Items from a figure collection
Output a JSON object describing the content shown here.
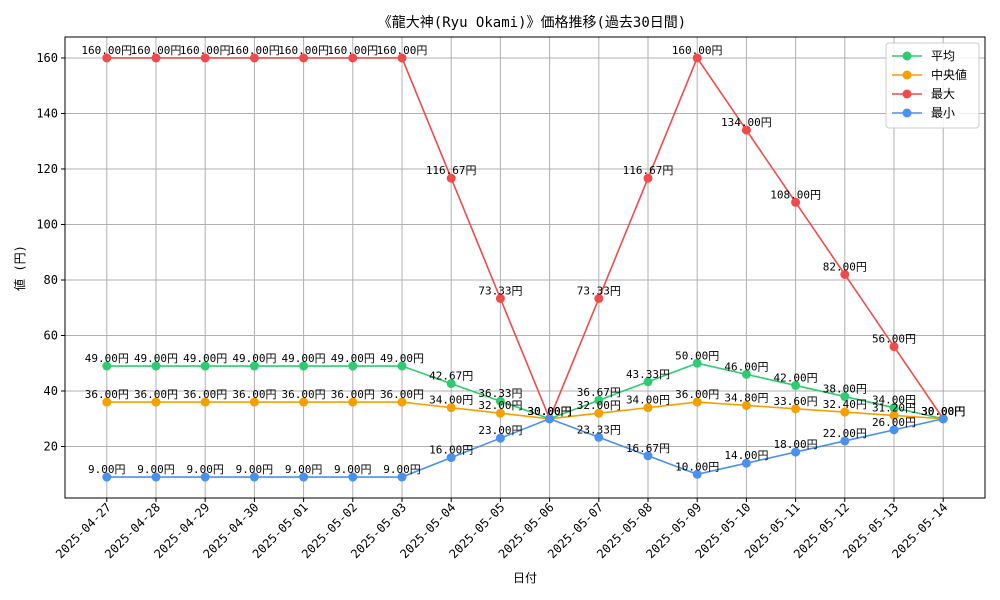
{
  "chart_data": {
    "type": "line",
    "title": "《龍大神(Ryu Okami)》価格推移(過去30日間)",
    "xlabel": "日付",
    "ylabel": "値 (円)",
    "ylim": [
      1.45,
      167.55
    ],
    "yticks": [
      20,
      40,
      60,
      80,
      100,
      120,
      140,
      160
    ],
    "grid": true,
    "legend_position": "top-right",
    "value_suffix": "円",
    "categories": [
      "2025-04-27",
      "2025-04-28",
      "2025-04-29",
      "2025-04-30",
      "2025-05-01",
      "2025-05-02",
      "2025-05-03",
      "2025-05-04",
      "2025-05-05",
      "2025-05-06",
      "2025-05-07",
      "2025-05-08",
      "2025-05-09",
      "2025-05-10",
      "2025-05-11",
      "2025-05-12",
      "2025-05-13",
      "2025-05-14"
    ],
    "series": [
      {
        "name": "平均",
        "color": "#2ecc71",
        "values": [
          49.0,
          49.0,
          49.0,
          49.0,
          49.0,
          49.0,
          49.0,
          42.67,
          36.33,
          30.0,
          36.67,
          43.33,
          50.0,
          46.0,
          42.0,
          38.0,
          34.0,
          30.0
        ]
      },
      {
        "name": "中央値",
        "color": "#f5a000",
        "values": [
          36.0,
          36.0,
          36.0,
          36.0,
          36.0,
          36.0,
          36.0,
          34.0,
          32.0,
          30.0,
          32.0,
          34.0,
          36.0,
          34.8,
          33.6,
          32.4,
          31.2,
          30.0
        ]
      },
      {
        "name": "最大",
        "color": "#f04a4a",
        "values": [
          160.0,
          160.0,
          160.0,
          160.0,
          160.0,
          160.0,
          160.0,
          116.67,
          73.33,
          30.0,
          73.33,
          116.67,
          160.0,
          134.0,
          108.0,
          82.0,
          56.0,
          30.0
        ]
      },
      {
        "name": "最小",
        "color": "#4a90f0",
        "values": [
          9.0,
          9.0,
          9.0,
          9.0,
          9.0,
          9.0,
          9.0,
          16.0,
          23.0,
          30.0,
          23.33,
          16.67,
          10.0,
          14.0,
          18.0,
          22.0,
          26.0,
          30.0
        ]
      }
    ]
  }
}
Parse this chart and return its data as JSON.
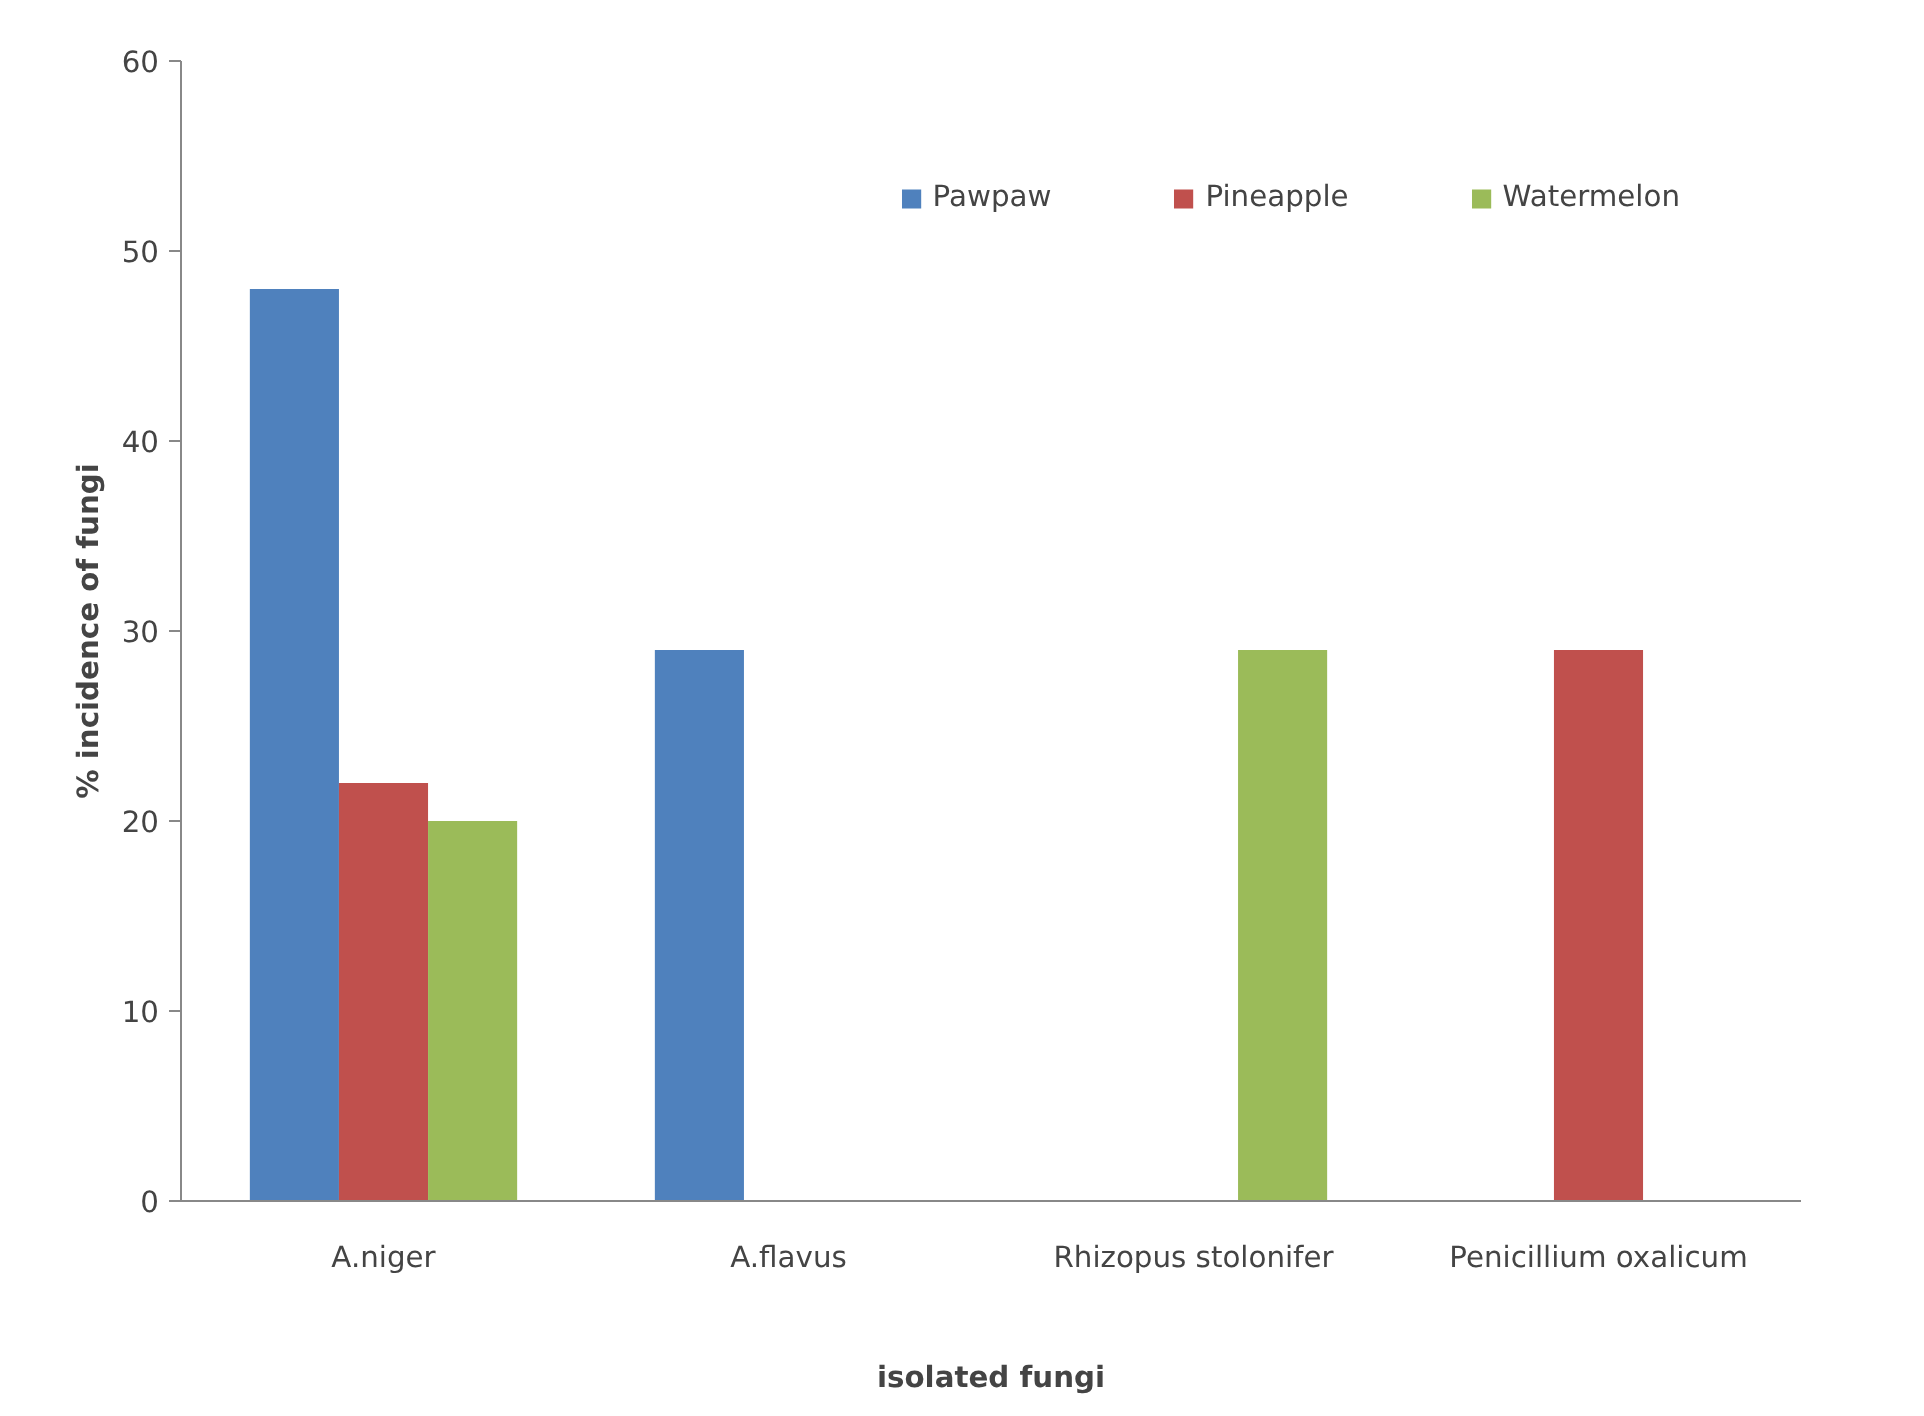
{
  "chart_data": {
    "type": "bar",
    "xlabel": "isolated fungi",
    "ylabel": "% incidence of fungi",
    "categories": [
      "A.niger",
      "A.flavus",
      "Rhizopus stolonifer",
      "Penicillium oxalicum"
    ],
    "series": [
      {
        "name": "Pawpaw",
        "color": "#4f81bd",
        "values": [
          48,
          29,
          0,
          0
        ]
      },
      {
        "name": "Pineapple",
        "color": "#c0504d",
        "values": [
          22,
          0,
          0,
          29
        ]
      },
      {
        "name": "Watermelon",
        "color": "#9bbb59",
        "values": [
          20,
          0,
          29,
          0
        ]
      }
    ],
    "ylim": [
      0,
      60
    ],
    "yticks": [
      0,
      10,
      20,
      30,
      40,
      50,
      60
    ],
    "grid": false,
    "legend": "top right"
  }
}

REQUEST — Make an exact reproduction of the listing above, without any pictures.

WRITTEN ANSWER —
Output a JSON object describing the content shown here.
{
  "chart_data": {
    "type": "line",
    "title": "《龍大神(Ryu Okami)》価格推移(過去30日間)",
    "xlabel": "日付",
    "ylabel": "値 (円)",
    "ylim": [
      1.45,
      167.55
    ],
    "yticks": [
      20,
      40,
      60,
      80,
      100,
      120,
      140,
      160
    ],
    "grid": true,
    "legend_position": "top-right",
    "value_suffix": "円",
    "categories": [
      "2025-04-27",
      "2025-04-28",
      "2025-04-29",
      "2025-04-30",
      "2025-05-01",
      "2025-05-02",
      "2025-05-03",
      "2025-05-04",
      "2025-05-05",
      "2025-05-06",
      "2025-05-07",
      "2025-05-08",
      "2025-05-09",
      "2025-05-10",
      "2025-05-11",
      "2025-05-12",
      "2025-05-13",
      "2025-05-14"
    ],
    "series": [
      {
        "name": "平均",
        "color": "#2ecc71",
        "values": [
          49.0,
          49.0,
          49.0,
          49.0,
          49.0,
          49.0,
          49.0,
          42.67,
          36.33,
          30.0,
          36.67,
          43.33,
          50.0,
          46.0,
          42.0,
          38.0,
          34.0,
          30.0
        ]
      },
      {
        "name": "中央値",
        "color": "#f5a000",
        "values": [
          36.0,
          36.0,
          36.0,
          36.0,
          36.0,
          36.0,
          36.0,
          34.0,
          32.0,
          30.0,
          32.0,
          34.0,
          36.0,
          34.8,
          33.6,
          32.4,
          31.2,
          30.0
        ]
      },
      {
        "name": "最大",
        "color": "#f04a4a",
        "values": [
          160.0,
          160.0,
          160.0,
          160.0,
          160.0,
          160.0,
          160.0,
          116.67,
          73.33,
          30.0,
          73.33,
          116.67,
          160.0,
          134.0,
          108.0,
          82.0,
          56.0,
          30.0
        ]
      },
      {
        "name": "最小",
        "color": "#4a90f0",
        "values": [
          9.0,
          9.0,
          9.0,
          9.0,
          9.0,
          9.0,
          9.0,
          16.0,
          23.0,
          30.0,
          23.33,
          16.67,
          10.0,
          14.0,
          18.0,
          22.0,
          26.0,
          30.0
        ]
      }
    ]
  }
}
Parse this chart and return its data as JSON.
{
  "chart_data": {
    "type": "bar",
    "xlabel": "isolated fungi",
    "ylabel": "% incidence of fungi",
    "categories": [
      "A.niger",
      "A.flavus",
      "Rhizopus stolonifer",
      "Penicillium oxalicum"
    ],
    "series": [
      {
        "name": "Pawpaw",
        "color": "#4f81bd",
        "values": [
          48,
          29,
          0,
          0
        ]
      },
      {
        "name": "Pineapple",
        "color": "#c0504d",
        "values": [
          22,
          0,
          0,
          29
        ]
      },
      {
        "name": "Watermelon",
        "color": "#9bbb59",
        "values": [
          20,
          0,
          29,
          0
        ]
      }
    ],
    "ylim": [
      0,
      60
    ],
    "yticks": [
      0,
      10,
      20,
      30,
      40,
      50,
      60
    ],
    "grid": false,
    "legend": "top right"
  }
}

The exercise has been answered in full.